THE TASK → Without the images, output each record below as it stands.

GIVEN DATA →

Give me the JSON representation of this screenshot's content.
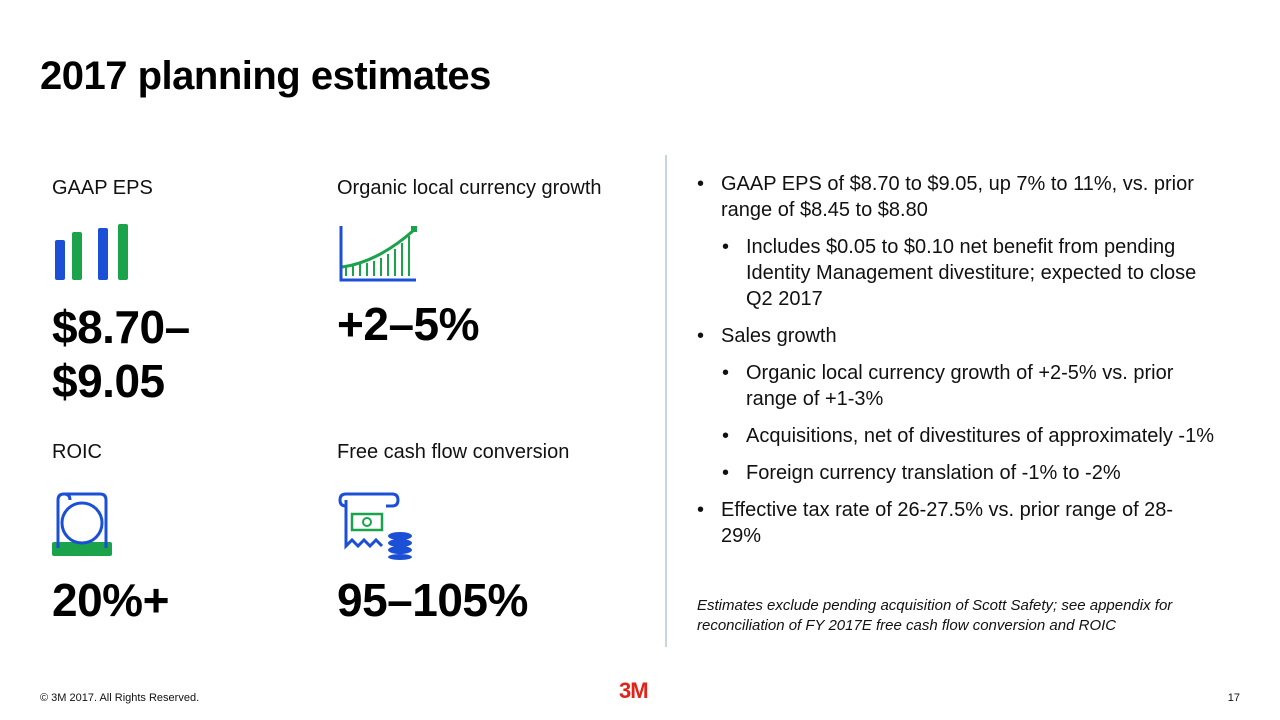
{
  "title": "2017 planning estimates",
  "metrics": [
    {
      "label": "GAAP EPS",
      "value_line1": "$8.70–",
      "value_line2": "$9.05",
      "icon": "bar-chart-icon"
    },
    {
      "label": "Organic local currency growth",
      "value_line1": "+2–5%",
      "icon": "growth-chart-icon"
    },
    {
      "label": "ROIC",
      "value_line1": "20%+",
      "icon": "return-on-capital-icon"
    },
    {
      "label": "Free cash flow conversion",
      "value_line1": "95–105%",
      "icon": "cash-flow-icon"
    }
  ],
  "bullets": [
    {
      "level": 1,
      "text": "GAAP EPS of $8.70 to $9.05, up 7% to 11%, vs. prior range of $8.45 to $8.80"
    },
    {
      "level": 2,
      "text": "Includes $0.05 to $0.10 net benefit from pending Identity Management divestiture; expected to close Q2 2017"
    },
    {
      "level": 1,
      "text": "Sales growth"
    },
    {
      "level": 2,
      "text": "Organic local currency growth of +2-5% vs. prior range of +1-3%"
    },
    {
      "level": 2,
      "text": "Acquisitions, net of divestitures of approximately -1%"
    },
    {
      "level": 2,
      "text": "Foreign currency translation of -1% to -2%"
    },
    {
      "level": 1,
      "text": "Effective tax rate of 26-27.5% vs. prior range of 28- 29%"
    }
  ],
  "note": "Estimates exclude pending acquisition of Scott Safety; see appendix for reconciliation of FY 2017E free cash flow conversion and ROIC",
  "footer": {
    "copyright": "© 3M 2017. All Rights Reserved.",
    "logo": "3M",
    "page_number": "17"
  },
  "colors": {
    "blue": "#1a4fd6",
    "green": "#1aa34a",
    "logo_red": "#e2231a",
    "divider": "#c7d3e6"
  }
}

THE COMPLETED TASK →
Give me the JSON representation of this screenshot's content.
{
  "title": "2017 planning estimates",
  "metrics": [
    {
      "label": "GAAP EPS",
      "value_line1": "$8.70–",
      "value_line2": "$9.05",
      "icon": "bar-chart-icon"
    },
    {
      "label": "Organic local currency growth",
      "value_line1": "+2–5%",
      "icon": "growth-chart-icon"
    },
    {
      "label": "ROIC",
      "value_line1": "20%+",
      "icon": "return-on-capital-icon"
    },
    {
      "label": "Free cash flow conversion",
      "value_line1": "95–105%",
      "icon": "cash-flow-icon"
    }
  ],
  "bullets": [
    {
      "level": 1,
      "text": "GAAP EPS of $8.70 to $9.05, up 7% to 11%, vs. prior range of $8.45 to $8.80"
    },
    {
      "level": 2,
      "text": "Includes $0.05 to $0.10 net benefit from pending Identity Management divestiture; expected to close Q2 2017"
    },
    {
      "level": 1,
      "text": "Sales growth"
    },
    {
      "level": 2,
      "text": "Organic local currency growth of +2-5% vs. prior range of +1-3%"
    },
    {
      "level": 2,
      "text": "Acquisitions, net of divestitures of approximately -1%"
    },
    {
      "level": 2,
      "text": "Foreign currency translation of -1% to -2%"
    },
    {
      "level": 1,
      "text": "Effective tax rate of 26-27.5% vs. prior range of 28- 29%"
    }
  ],
  "note": "Estimates exclude pending acquisition of Scott Safety; see appendix for reconciliation of FY 2017E free cash flow conversion and ROIC",
  "footer": {
    "copyright": "© 3M 2017. All Rights Reserved.",
    "logo": "3M",
    "page_number": "17"
  },
  "colors": {
    "blue": "#1a4fd6",
    "green": "#1aa34a",
    "logo_red": "#e2231a",
    "divider": "#c7d3e6"
  }
}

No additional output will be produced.